TASK A: Show every line of the records below that contains the word "page", treating uppercase and lowercase letters as different.

Amber Natalie Kennedy

Amber Natalie Kennedy is a poet, short story writer and novelist from Oxfordshire, England. Her works explore the themes of travel, conflict, and identity. Amber probes philosophical questions, and is fascinated by the interrelationship between the visual arts, music and writing. These themes are also central to her cultural and travel blog. Amber has recently experimented with more formal styles of poetry after having spent many years writing in free verse. She is keen to engage in more literary journeys which take her in completely new directions, and is enthusiastic about challenging herself to think about the materiality of her work, as well as its content. While at The Henry Box School in Witney, she led a creative writing group for younger students, and also attended the Oxford Writer’s Squad in 2012-13. She became president of Durham University Creative Writing Society in 2018-19, while reading English Literature for her bachelor’s degree. Amber began her master’s degree in Creative Writing, also at Durham University, in September 2020.

Co-Fiction Editor:
Jessica Belton

Jessica Belton is an avid reader and consumer of all things fiction. She is currently studying Publishing and Creative Writing at Masters level at the University of Lincoln. Her literary interests focus on the concept of intersectionality and the diversity of writers in contemporary literary society. Her belief is that intersectionality is vital to the literary landscape, and by widening the pool of writers, the fiction genre becomes even more interesting and diverse.

TASK B: In the contributor bios, what degree did Amber Natalie Kennedy begin at Durham University in September 2020?

RECORDS FOR PROCESSING:
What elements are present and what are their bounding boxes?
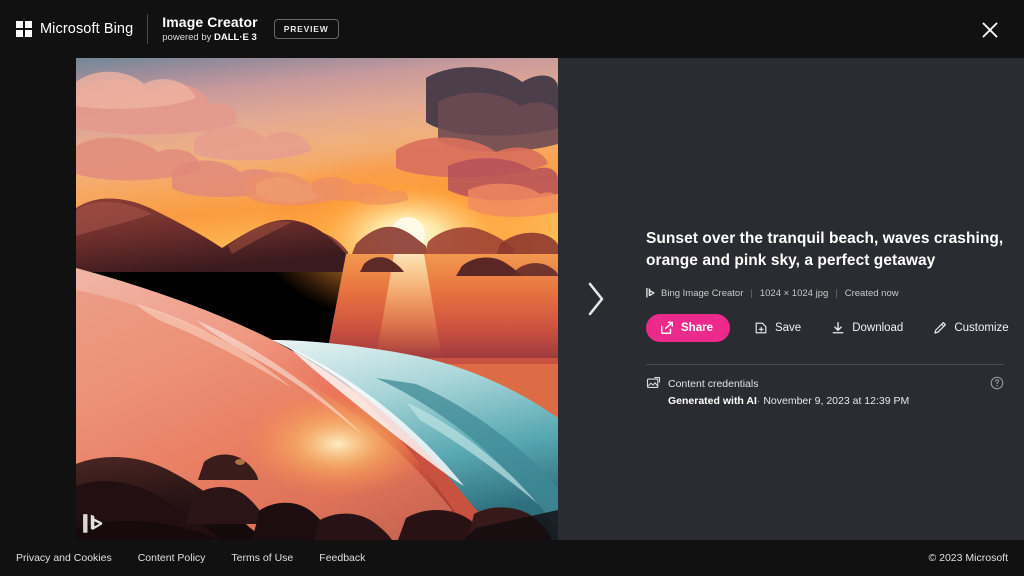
meta-separator-1: | — [750, 287, 753, 299]
download-icon — [832, 321, 844, 334]
prompt-text: Sunset over the tranquil beach, waves cr… — [646, 230, 1004, 269]
download-label: Download — [852, 322, 904, 334]
content-credentials-divider — [646, 364, 1004, 365]
meta-source: Bing Image Creator — [661, 287, 744, 299]
powered-by-label: powered by — [162, 31, 215, 43]
cc-separator: · — [756, 395, 761, 407]
content-credentials: Content credentials Generated with AI· N… — [646, 376, 1004, 407]
customize-icon — [934, 322, 947, 334]
product-subtitle: powered by DALL·E 3 — [162, 31, 257, 44]
image-detail-panel: Sunset over the tranquil beach, waves cr… — [558, 58, 1024, 540]
share-label: Share — [681, 322, 713, 334]
page-title: Image Creator — [162, 13, 258, 30]
model-name: DALL·E 3 — [214, 31, 257, 43]
footer-links: Privacy and Cookies Content Policy Terms… — [16, 552, 365, 564]
brand-name: Microsoft Bing — [40, 21, 134, 37]
help-circle-icon — [990, 376, 1004, 390]
close-button[interactable] — [974, 14, 1006, 46]
detail-content: Sunset over the tranquil beach, waves cr… — [646, 228, 1009, 407]
customize-button[interactable]: Customize — [927, 314, 1014, 342]
header-divider — [147, 14, 149, 44]
footer-link-terms[interactable]: Terms of Use — [231, 552, 293, 564]
share-button[interactable]: Share — [646, 314, 730, 342]
bing-b-icon — [646, 287, 655, 299]
image-creator-page: Microsoft Bing Image Creator powered by … — [0, 0, 1024, 576]
microsoft-grid-icon — [16, 21, 32, 37]
save-button[interactable]: Save — [748, 314, 807, 342]
footer-link-content-policy[interactable]: Content Policy — [138, 552, 206, 564]
content-credentials-icon — [646, 376, 661, 389]
copyright-text: © 2023 Microsoft — [928, 552, 1008, 564]
preview-badge: PREVIEW — [273, 19, 339, 39]
bing-b-icon — [82, 513, 104, 535]
content-credentials-title: Content credentials — [668, 377, 759, 390]
footer-link-feedback[interactable]: Feedback — [319, 552, 365, 564]
content-credentials-detail: Generated with AI· November 9, 2023 at 1… — [668, 395, 1004, 407]
meta-created: Created now — [844, 287, 899, 299]
footer-link-privacy[interactable]: Privacy and Cookies — [16, 552, 112, 564]
meta-dimensions: 1024 × 1024 jpg — [759, 287, 829, 299]
image-metadata: Bing Image Creator | 1024 × 1024 jpg | C… — [646, 287, 1004, 299]
save-label: Save — [774, 322, 802, 334]
customize-label: Customize — [954, 322, 1009, 334]
download-button[interactable]: Download — [825, 314, 909, 342]
close-icon — [982, 22, 998, 38]
generated-image[interactable] — [76, 58, 558, 540]
meta-separator-2: | — [835, 287, 838, 299]
share-icon — [661, 321, 673, 334]
next-image-button[interactable] — [576, 269, 616, 329]
app-header: Microsoft Bing Image Creator powered by … — [0, 0, 1024, 58]
brand-logo[interactable]: Microsoft Bing — [16, 21, 133, 37]
save-icon — [755, 322, 767, 334]
product-identity: Image Creator powered by DALL·E 3 — [162, 13, 258, 44]
app-footer: Privacy and Cookies Content Policy Terms… — [0, 540, 1024, 576]
action-buttons: Share Save Download Customize — [646, 314, 1009, 342]
chevron-right-icon — [588, 282, 604, 316]
cc-timestamp: November 9, 2023 at 12:39 PM — [763, 395, 910, 407]
generated-with-ai-label: Generated with AI — [668, 395, 757, 407]
content-stage: Sunset over the tranquil beach, waves cr… — [0, 58, 1024, 540]
sunset-beach-artwork — [76, 58, 558, 540]
help-button[interactable] — [990, 376, 1004, 390]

ANSWER A:
page-title: Image Creator — [162, 13, 258, 30]
image-creator-page: Microsoft Bing Image Creator powered by … — [0, 0, 1024, 576]

ANSWER B: A master's degree in Creative Writing.